§ **YOUR GOAL**: Repeat each record exactly as written, and drop any images.

══════

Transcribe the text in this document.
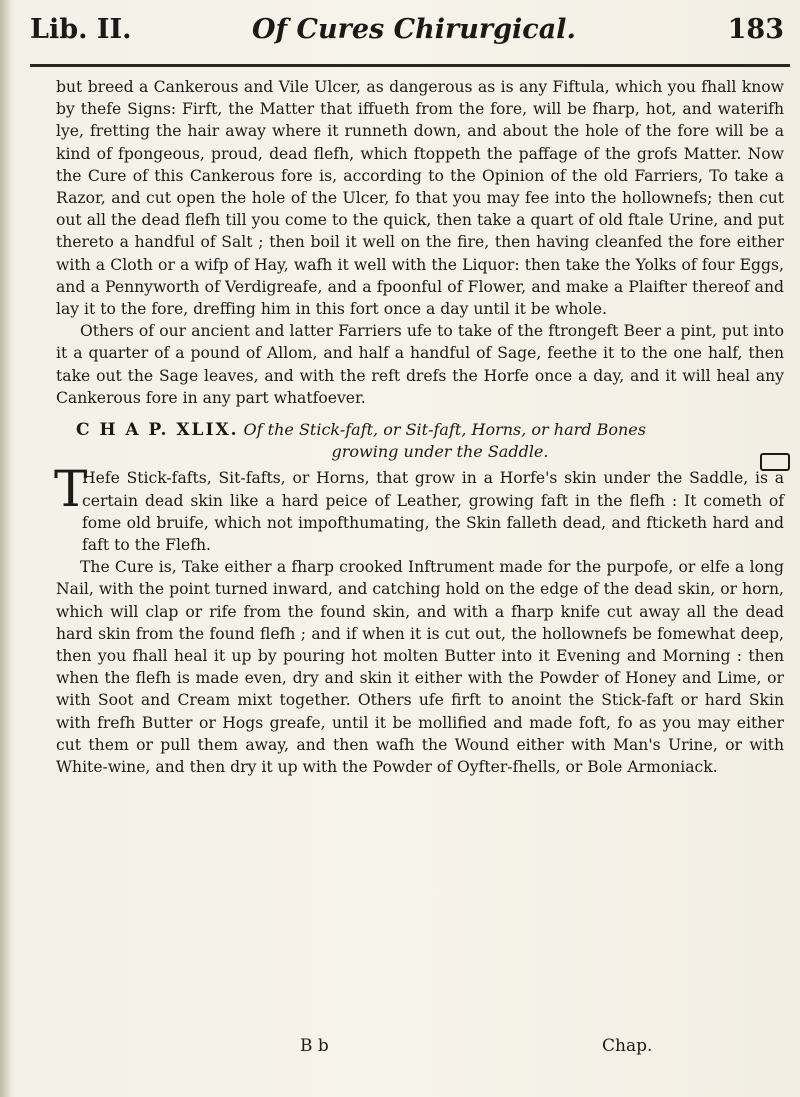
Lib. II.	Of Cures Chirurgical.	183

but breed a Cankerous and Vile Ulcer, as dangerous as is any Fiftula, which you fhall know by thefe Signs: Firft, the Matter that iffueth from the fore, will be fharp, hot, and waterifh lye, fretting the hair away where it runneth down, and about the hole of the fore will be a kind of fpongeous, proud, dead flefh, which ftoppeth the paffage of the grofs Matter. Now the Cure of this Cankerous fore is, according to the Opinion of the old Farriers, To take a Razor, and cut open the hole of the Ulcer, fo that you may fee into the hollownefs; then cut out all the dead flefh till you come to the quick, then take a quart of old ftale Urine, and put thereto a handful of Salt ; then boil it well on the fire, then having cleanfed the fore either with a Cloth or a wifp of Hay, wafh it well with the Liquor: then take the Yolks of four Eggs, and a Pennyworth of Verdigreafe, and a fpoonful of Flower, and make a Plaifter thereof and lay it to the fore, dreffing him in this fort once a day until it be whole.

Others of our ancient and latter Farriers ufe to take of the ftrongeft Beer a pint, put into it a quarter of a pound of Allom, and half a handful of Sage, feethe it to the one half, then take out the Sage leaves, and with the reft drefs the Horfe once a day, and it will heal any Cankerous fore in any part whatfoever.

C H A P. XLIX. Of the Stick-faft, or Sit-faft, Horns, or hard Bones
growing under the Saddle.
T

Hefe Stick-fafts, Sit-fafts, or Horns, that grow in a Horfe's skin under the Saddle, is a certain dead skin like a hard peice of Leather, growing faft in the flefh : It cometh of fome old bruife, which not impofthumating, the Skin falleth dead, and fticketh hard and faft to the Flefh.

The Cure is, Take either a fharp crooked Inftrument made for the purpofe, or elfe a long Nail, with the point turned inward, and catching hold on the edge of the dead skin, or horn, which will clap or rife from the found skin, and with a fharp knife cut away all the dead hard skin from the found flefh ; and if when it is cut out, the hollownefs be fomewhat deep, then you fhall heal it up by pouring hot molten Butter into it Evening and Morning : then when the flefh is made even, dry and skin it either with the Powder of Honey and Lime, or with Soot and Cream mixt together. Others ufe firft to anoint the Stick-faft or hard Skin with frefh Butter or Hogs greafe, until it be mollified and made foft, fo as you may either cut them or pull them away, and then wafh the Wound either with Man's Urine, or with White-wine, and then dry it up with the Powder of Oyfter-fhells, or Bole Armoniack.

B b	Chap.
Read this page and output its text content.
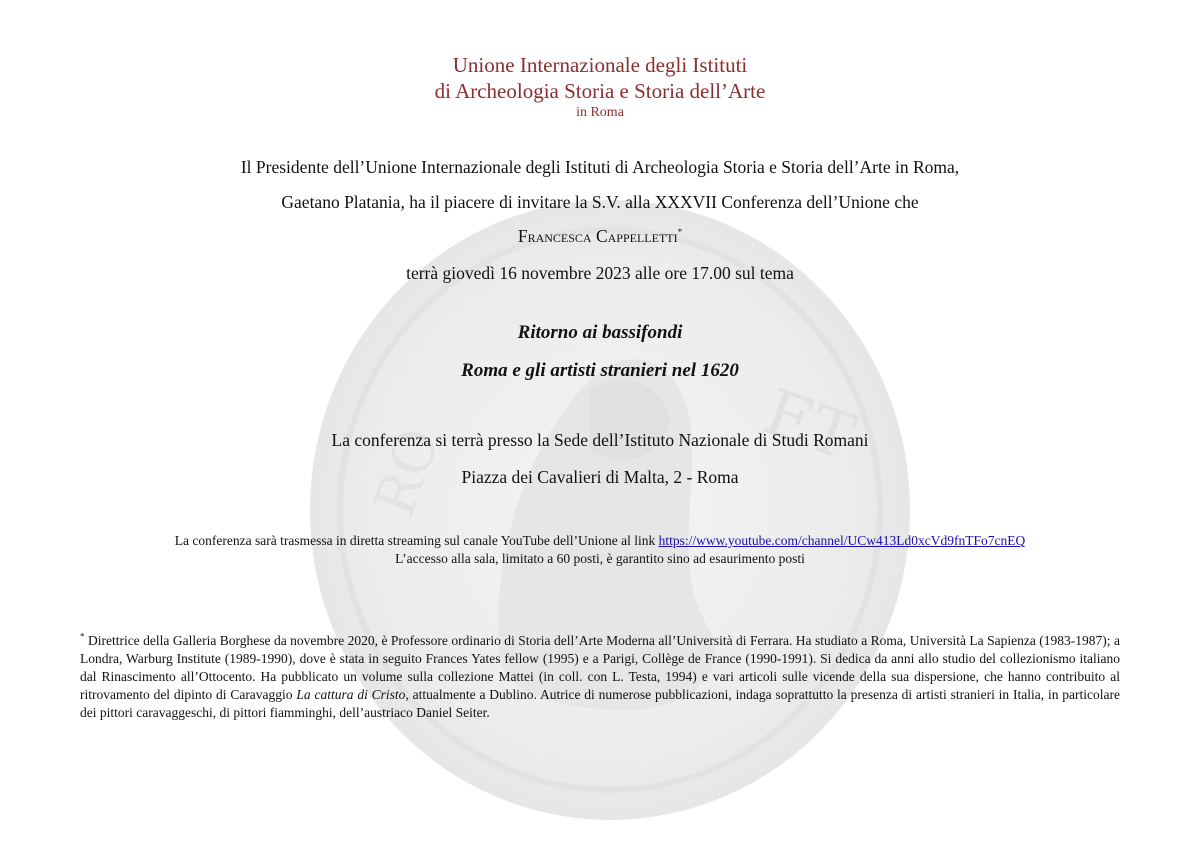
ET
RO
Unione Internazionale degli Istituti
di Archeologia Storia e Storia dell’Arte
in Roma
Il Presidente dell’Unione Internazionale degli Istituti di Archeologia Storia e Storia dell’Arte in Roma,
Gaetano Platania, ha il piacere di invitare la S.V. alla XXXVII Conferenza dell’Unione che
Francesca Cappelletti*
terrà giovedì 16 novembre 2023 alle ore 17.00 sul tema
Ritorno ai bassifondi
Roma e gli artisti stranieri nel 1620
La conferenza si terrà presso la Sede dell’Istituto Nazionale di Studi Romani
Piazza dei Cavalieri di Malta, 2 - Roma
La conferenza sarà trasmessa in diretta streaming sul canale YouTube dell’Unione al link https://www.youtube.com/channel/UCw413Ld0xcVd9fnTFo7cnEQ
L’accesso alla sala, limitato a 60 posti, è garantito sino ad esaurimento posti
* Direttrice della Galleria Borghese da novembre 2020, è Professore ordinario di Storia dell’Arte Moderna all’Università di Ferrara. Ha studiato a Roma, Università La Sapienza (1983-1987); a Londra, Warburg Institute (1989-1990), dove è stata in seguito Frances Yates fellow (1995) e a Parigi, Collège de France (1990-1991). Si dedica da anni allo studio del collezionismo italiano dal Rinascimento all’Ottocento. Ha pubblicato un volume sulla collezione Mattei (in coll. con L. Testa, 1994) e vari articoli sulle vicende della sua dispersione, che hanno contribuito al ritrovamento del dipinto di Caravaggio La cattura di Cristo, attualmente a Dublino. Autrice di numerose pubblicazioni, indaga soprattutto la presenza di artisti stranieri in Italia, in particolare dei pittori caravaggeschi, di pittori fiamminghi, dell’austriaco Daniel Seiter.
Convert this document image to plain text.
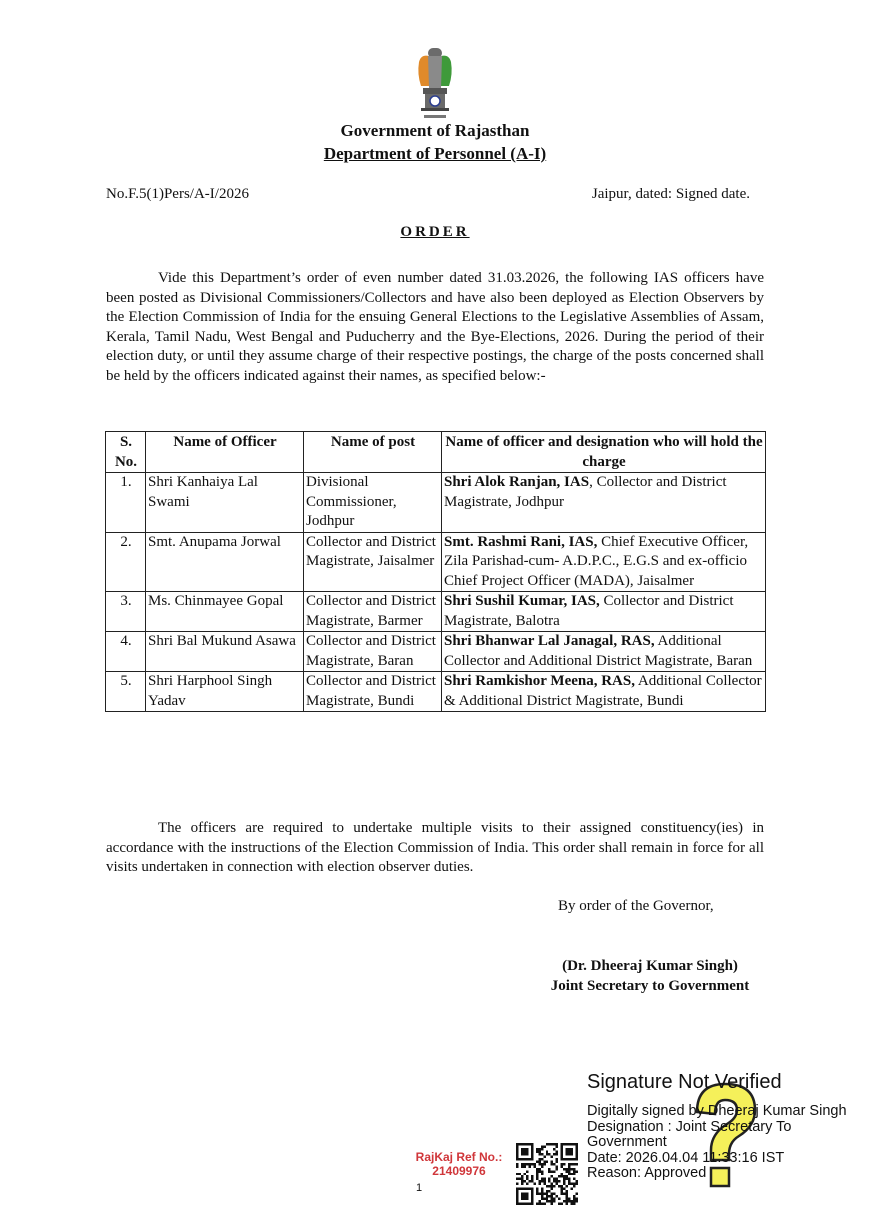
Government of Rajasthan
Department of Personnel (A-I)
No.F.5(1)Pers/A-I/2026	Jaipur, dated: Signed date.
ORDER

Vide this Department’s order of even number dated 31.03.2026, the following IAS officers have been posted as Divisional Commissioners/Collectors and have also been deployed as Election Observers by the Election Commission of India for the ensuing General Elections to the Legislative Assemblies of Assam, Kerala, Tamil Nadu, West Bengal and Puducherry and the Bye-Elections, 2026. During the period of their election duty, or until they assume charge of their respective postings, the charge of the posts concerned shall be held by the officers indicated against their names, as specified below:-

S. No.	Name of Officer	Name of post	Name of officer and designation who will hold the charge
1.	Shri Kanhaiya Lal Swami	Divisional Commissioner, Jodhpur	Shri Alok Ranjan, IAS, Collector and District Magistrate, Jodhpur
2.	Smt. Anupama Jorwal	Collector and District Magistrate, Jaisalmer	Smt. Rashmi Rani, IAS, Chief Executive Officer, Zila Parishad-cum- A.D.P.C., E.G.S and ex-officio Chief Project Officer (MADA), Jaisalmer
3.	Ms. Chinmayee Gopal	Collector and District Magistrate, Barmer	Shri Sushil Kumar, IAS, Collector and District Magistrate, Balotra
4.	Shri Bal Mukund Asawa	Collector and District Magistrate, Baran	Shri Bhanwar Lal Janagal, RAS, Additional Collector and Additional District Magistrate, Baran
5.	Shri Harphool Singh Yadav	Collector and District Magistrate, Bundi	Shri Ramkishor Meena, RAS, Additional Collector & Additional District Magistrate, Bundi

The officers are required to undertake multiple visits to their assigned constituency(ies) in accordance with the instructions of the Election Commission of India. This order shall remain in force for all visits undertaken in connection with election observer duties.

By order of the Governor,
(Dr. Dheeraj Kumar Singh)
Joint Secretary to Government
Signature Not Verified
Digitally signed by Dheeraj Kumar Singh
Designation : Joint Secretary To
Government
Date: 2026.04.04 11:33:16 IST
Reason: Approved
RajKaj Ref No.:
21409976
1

══════

§ **WRITTEN SOLUTION**:
Transcribe the text in this document.
Lib. II.	Of Cures Chirurgical.	183

but breed a Cankerous and Vile Ulcer, as dangerous as is any Fiftula, which you fhall know by thefe Signs: Firft, the Matter that iffueth from the fore, will be fharp, hot, and waterifh lye, fretting the hair away where it runneth down, and about the hole of the fore will be a kind of fpongeous, proud, dead flefh, which ftoppeth the paffage of the grofs Matter. Now the Cure of this Cankerous fore is, according to the Opinion of the old Farriers, To take a Razor, and cut open the hole of the Ulcer, fo that you may fee into the hollownefs; then cut out all the dead flefh till you come to the quick, then take a quart of old ftale Urine, and put thereto a handful of Salt ; then boil it well on the fire, then having cleanfed the fore either with a Cloth or a wifp of Hay, wafh it well with the Liquor: then take the Yolks of four Eggs, and a Pennyworth of Verdigreafe, and a fpoonful of Flower, and make a Plaifter thereof and lay it to the fore, dreffing him in this fort once a day until it be whole.

Others of our ancient and latter Farriers ufe to take of the ftrongeft Beer a pint, put into it a quarter of a pound of Allom, and half a handful of Sage, feethe it to the one half, then take out the Sage leaves, and with the reft drefs the Horfe once a day, and it will heal any Cankerous fore in any part whatfoever.

C H A P. XLIX. Of the Stick-faft, or Sit-faft, Horns, or hard Bones
growing under the Saddle.
T

Hefe Stick-fafts, Sit-fafts, or Horns, that grow in a Horfe's skin under the Saddle, is a certain dead skin like a hard peice of Leather, growing faft in the flefh : It cometh of fome old bruife, which not impofthumating, the Skin falleth dead, and fticketh hard and faft to the Flefh.

The Cure is, Take either a fharp crooked Inftrument made for the purpofe, or elfe a long Nail, with the point turned inward, and catching hold on the edge of the dead skin, or horn, which will clap or rife from the found skin, and with a fharp knife cut away all the dead hard skin from the found flefh ; and if when it is cut out, the hollownefs be fomewhat deep, then you fhall heal it up by pouring hot molten Butter into it Evening and Morning : then when the flefh is made even, dry and skin it either with the Powder of Honey and Lime, or with Soot and Cream mixt together. Others ufe firft to anoint the Stick-faft or hard Skin with frefh Butter or Hogs greafe, until it be mollified and made foft, fo as you may either cut them or pull them away, and then wafh the Wound either with Man's Urine, or with White-wine, and then dry it up with the Powder of Oyfter-fhells, or Bole Armoniack.

B b	Chap.
Read this page and output its text content.
ET
RO
Unione Internazionale degli Istituti
di Archeologia Storia e Storia dell’Arte
in Roma
Il Presidente dell’Unione Internazionale degli Istituti di Archeologia Storia e Storia dell’Arte in Roma,
Gaetano Platania, ha il piacere di invitare la S.V. alla XXXVII Conferenza dell’Unione che
Francesca Cappelletti*
terrà giovedì 16 novembre 2023 alle ore 17.00 sul tema
Ritorno ai bassifondi
Roma e gli artisti stranieri nel 1620
La conferenza si terrà presso la Sede dell’Istituto Nazionale di Studi Romani
Piazza dei Cavalieri di Malta, 2 - Roma
La conferenza sarà trasmessa in diretta streaming sul canale YouTube dell’Unione al link https://www.youtube.com/channel/UCw413Ld0xcVd9fnTFo7cnEQ
L’accesso alla sala, limitato a 60 posti, è garantito sino ad esaurimento posti
* Direttrice della Galleria Borghese da novembre 2020, è Professore ordinario di Storia dell’Arte Moderna all’Università di Ferrara. Ha studiato a Roma, Università La Sapienza (1983-1987); a Londra, Warburg Institute (1989-1990), dove è stata in seguito Frances Yates fellow (1995) e a Parigi, Collège de France (1990-1991). Si dedica da anni allo studio del collezionismo italiano dal Rinascimento all’Ottocento. Ha pubblicato un volume sulla collezione Mattei (in coll. con L. Testa, 1994) e vari articoli sulle vicende della sua dispersione, che hanno contribuito al ritrovamento del dipinto di Caravaggio La cattura di Cristo, attualmente a Dublino. Autrice di numerose pubblicazioni, indaga soprattutto la presenza di artisti stranieri in Italia, in particolare dei pittori caravaggeschi, di pittori fiamminghi, dell’austriaco Daniel Seiter.
Convert this document image to plain text.
Government of Rajasthan
Department of Personnel (A-I)
No.F.5(1)Pers/A-I/2026	Jaipur, dated: Signed date.
ORDER

Vide this Department’s order of even number dated 31.03.2026, the following IAS officers have been posted as Divisional Commissioners/Collectors and have also been deployed as Election Observers by the Election Commission of India for the ensuing General Elections to the Legislative Assemblies of Assam, Kerala, Tamil Nadu, West Bengal and Puducherry and the Bye-Elections, 2026. During the period of their election duty, or until they assume charge of their respective postings, the charge of the posts concerned shall be held by the officers indicated against their names, as specified below:-

S. No.	Name of Officer	Name of post	Name of officer and designation who will hold the charge
1.	Shri Kanhaiya Lal Swami	Divisional Commissioner, Jodhpur	Shri Alok Ranjan, IAS, Collector and District Magistrate, Jodhpur
2.	Smt. Anupama Jorwal	Collector and District Magistrate, Jaisalmer	Smt. Rashmi Rani, IAS, Chief Executive Officer, Zila Parishad-cum- A.D.P.C., E.G.S and ex-officio Chief Project Officer (MADA), Jaisalmer
3.	Ms. Chinmayee Gopal	Collector and District Magistrate, Barmer	Shri Sushil Kumar, IAS, Collector and District Magistrate, Balotra
4.	Shri Bal Mukund Asawa	Collector and District Magistrate, Baran	Shri Bhanwar Lal Janagal, RAS, Additional Collector and Additional District Magistrate, Baran
5.	Shri Harphool Singh Yadav	Collector and District Magistrate, Bundi	Shri Ramkishor Meena, RAS, Additional Collector & Additional District Magistrate, Bundi

The officers are required to undertake multiple visits to their assigned constituency(ies) in accordance with the instructions of the Election Commission of India. This order shall remain in force for all visits undertaken in connection with election observer duties.

By order of the Governor,
(Dr. Dheeraj Kumar Singh)
Joint Secretary to Government
Signature Not Verified
Digitally signed by Dheeraj Kumar Singh
Designation : Joint Secretary To
Government
Date: 2026.04.04 11:33:16 IST
Reason: Approved
RajKaj Ref No.:
21409976
1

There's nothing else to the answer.